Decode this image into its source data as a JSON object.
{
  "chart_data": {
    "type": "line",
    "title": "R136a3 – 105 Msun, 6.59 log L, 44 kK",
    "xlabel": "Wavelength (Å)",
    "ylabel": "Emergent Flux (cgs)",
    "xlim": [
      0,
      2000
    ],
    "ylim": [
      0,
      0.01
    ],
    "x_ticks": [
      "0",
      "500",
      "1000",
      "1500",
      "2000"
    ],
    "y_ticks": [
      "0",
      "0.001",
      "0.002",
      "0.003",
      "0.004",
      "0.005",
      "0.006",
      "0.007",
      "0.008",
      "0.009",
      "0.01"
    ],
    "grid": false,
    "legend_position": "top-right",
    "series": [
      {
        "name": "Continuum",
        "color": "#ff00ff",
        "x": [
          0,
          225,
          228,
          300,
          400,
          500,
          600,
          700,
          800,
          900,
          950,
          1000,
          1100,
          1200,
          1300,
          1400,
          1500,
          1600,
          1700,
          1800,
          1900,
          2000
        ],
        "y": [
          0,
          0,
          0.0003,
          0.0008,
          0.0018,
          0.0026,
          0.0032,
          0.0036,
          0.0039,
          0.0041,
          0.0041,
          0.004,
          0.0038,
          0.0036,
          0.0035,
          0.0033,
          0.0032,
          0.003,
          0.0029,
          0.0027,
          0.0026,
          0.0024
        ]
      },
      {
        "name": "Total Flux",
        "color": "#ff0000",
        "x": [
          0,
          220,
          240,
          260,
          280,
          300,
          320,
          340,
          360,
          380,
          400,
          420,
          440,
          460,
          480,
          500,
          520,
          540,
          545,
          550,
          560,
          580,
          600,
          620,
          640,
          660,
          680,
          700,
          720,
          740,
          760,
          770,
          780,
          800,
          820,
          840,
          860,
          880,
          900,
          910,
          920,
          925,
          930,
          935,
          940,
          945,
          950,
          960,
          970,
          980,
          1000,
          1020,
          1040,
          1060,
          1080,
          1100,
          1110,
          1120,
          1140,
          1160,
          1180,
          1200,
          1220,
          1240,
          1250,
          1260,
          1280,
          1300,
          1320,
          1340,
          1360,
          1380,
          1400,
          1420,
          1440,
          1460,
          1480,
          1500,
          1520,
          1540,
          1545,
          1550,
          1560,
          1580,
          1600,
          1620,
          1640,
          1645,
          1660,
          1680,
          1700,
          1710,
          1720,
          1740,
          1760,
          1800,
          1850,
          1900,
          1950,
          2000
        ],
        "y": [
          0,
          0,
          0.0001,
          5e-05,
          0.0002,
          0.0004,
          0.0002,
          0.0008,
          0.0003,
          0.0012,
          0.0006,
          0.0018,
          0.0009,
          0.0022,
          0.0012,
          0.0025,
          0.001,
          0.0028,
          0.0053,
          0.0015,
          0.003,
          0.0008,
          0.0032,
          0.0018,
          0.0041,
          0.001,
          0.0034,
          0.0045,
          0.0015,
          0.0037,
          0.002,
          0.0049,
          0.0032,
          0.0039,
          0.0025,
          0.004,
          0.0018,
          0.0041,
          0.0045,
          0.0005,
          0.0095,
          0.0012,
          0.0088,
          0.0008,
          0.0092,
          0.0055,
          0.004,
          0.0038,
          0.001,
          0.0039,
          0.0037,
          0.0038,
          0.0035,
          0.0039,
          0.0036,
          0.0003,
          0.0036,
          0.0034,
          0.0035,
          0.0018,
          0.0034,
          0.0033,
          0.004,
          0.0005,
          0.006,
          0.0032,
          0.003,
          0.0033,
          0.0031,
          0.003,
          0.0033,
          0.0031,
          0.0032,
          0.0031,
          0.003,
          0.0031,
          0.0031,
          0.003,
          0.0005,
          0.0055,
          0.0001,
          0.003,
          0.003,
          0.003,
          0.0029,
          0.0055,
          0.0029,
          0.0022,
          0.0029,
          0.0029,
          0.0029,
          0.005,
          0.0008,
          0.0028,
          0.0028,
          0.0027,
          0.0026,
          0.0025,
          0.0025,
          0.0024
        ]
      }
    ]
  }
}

* _Exercise aim_:
From the listing above, collect each line in which the string "Flux" appears.

* _Complete response_:
    "ylabel": "Emergent Flux (cgs)",
        "name": "Total Flux",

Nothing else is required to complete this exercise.